::: Materials provided

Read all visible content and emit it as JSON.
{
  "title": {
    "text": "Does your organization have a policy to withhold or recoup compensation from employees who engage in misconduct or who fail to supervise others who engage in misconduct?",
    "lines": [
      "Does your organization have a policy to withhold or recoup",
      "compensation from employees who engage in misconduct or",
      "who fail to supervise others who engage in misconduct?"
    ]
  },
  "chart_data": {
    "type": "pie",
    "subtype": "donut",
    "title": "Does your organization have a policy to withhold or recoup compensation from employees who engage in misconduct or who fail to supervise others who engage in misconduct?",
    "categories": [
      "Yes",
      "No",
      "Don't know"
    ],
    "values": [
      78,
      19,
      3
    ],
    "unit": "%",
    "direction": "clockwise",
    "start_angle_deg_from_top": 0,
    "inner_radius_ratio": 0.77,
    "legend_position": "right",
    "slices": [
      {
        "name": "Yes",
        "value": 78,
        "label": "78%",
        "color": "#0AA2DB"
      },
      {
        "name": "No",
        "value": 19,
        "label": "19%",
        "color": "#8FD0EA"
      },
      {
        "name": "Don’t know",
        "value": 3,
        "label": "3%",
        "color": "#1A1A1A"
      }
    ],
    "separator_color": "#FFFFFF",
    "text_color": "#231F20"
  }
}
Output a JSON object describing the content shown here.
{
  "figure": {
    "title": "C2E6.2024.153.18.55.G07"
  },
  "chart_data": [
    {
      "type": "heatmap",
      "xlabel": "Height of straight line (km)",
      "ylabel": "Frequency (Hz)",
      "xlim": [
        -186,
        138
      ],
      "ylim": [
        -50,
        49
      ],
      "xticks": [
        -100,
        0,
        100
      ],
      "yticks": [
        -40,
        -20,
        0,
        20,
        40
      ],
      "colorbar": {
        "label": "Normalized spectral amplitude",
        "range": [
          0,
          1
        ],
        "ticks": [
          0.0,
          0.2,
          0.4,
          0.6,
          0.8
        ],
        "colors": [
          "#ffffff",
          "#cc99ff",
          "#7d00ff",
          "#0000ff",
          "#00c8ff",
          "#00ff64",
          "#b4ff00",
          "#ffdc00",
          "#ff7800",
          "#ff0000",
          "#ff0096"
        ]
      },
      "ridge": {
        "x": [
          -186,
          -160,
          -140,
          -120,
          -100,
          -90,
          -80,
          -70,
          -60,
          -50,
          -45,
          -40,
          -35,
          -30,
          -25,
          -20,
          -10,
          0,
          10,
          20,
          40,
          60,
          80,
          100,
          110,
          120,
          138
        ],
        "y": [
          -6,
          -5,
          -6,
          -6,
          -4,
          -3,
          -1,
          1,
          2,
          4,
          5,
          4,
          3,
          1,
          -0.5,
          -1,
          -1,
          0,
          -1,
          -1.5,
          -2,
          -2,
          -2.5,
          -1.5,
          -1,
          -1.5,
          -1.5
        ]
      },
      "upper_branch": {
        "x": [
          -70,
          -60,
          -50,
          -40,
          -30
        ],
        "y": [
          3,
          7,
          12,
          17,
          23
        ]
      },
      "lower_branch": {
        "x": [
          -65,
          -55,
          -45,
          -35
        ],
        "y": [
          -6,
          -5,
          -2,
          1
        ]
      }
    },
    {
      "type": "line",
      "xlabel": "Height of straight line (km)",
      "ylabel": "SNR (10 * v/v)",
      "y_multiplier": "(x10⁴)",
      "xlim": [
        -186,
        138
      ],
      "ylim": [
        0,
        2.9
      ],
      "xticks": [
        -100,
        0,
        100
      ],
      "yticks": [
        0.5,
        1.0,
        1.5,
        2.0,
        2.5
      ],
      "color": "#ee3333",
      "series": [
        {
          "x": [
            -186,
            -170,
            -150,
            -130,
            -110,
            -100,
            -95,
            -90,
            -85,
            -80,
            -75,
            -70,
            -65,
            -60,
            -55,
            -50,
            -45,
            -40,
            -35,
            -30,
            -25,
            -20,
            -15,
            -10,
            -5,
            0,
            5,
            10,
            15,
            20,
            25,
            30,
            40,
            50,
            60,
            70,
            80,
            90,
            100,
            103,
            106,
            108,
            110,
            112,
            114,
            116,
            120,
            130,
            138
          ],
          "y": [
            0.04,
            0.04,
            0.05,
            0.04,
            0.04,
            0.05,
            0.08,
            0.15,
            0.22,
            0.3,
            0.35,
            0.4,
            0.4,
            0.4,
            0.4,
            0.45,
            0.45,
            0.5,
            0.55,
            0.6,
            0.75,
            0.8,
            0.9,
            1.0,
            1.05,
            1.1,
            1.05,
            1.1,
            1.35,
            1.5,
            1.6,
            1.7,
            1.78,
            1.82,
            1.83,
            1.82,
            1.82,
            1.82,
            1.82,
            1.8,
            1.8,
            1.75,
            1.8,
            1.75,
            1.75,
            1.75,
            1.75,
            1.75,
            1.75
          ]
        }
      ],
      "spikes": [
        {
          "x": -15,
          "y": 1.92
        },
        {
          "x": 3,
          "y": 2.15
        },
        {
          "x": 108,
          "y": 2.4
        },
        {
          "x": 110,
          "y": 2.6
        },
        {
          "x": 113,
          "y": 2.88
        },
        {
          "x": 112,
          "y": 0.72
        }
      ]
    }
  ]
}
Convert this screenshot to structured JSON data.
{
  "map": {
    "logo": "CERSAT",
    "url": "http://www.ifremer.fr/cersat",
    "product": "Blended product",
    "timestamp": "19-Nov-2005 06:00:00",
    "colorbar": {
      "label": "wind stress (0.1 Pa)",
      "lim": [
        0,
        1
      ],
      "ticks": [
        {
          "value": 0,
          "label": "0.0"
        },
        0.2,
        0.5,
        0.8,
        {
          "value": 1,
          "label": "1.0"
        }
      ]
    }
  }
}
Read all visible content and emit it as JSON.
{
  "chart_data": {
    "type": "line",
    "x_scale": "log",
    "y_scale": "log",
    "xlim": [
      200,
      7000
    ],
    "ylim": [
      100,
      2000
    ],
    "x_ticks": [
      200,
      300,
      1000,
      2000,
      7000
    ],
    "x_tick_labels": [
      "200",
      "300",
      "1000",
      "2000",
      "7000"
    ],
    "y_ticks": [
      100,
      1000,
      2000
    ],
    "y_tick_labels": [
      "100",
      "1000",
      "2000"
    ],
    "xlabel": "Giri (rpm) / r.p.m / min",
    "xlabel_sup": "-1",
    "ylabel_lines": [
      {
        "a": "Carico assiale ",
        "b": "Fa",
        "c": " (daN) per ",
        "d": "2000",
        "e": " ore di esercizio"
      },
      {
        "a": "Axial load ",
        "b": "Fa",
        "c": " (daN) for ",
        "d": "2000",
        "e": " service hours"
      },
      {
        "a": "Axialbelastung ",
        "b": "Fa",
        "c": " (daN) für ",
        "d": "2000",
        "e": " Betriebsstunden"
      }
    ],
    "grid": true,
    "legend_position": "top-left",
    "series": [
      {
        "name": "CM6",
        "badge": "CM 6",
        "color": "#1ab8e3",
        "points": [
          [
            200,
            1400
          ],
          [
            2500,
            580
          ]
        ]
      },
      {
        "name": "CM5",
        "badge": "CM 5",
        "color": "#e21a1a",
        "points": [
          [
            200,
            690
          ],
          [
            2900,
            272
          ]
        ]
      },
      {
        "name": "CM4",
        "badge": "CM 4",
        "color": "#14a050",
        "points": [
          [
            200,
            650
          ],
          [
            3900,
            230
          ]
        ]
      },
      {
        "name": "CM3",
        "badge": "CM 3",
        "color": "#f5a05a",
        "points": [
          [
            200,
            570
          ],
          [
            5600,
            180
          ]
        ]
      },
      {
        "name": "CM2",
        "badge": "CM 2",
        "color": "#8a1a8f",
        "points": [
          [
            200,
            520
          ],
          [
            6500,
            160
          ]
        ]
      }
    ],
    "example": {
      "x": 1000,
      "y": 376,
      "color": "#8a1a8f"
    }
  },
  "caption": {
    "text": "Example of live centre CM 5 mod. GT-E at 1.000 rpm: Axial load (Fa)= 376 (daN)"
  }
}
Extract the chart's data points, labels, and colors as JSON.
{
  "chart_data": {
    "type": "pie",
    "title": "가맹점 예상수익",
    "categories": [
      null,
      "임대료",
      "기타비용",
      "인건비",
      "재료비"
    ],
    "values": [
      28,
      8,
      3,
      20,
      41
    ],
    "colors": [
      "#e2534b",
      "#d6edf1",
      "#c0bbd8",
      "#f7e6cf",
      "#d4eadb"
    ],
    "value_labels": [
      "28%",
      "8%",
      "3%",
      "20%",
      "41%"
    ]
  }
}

::::::

Where does the word "fail" appear? Return each line that holds it.

▶ **Reply to the exercise**:
    "text": "Does your organization have a policy to withhold or recoup compensation from employees who engage in misconduct or who fail to supervise others who engage in misconduct?",
      "who fail to supervise others who engage in misconduct?"
    "title": "Does your organization have a policy to withhold or recoup compensation from employees who engage in misconduct or who fail to supervise others who engage in misconduct?",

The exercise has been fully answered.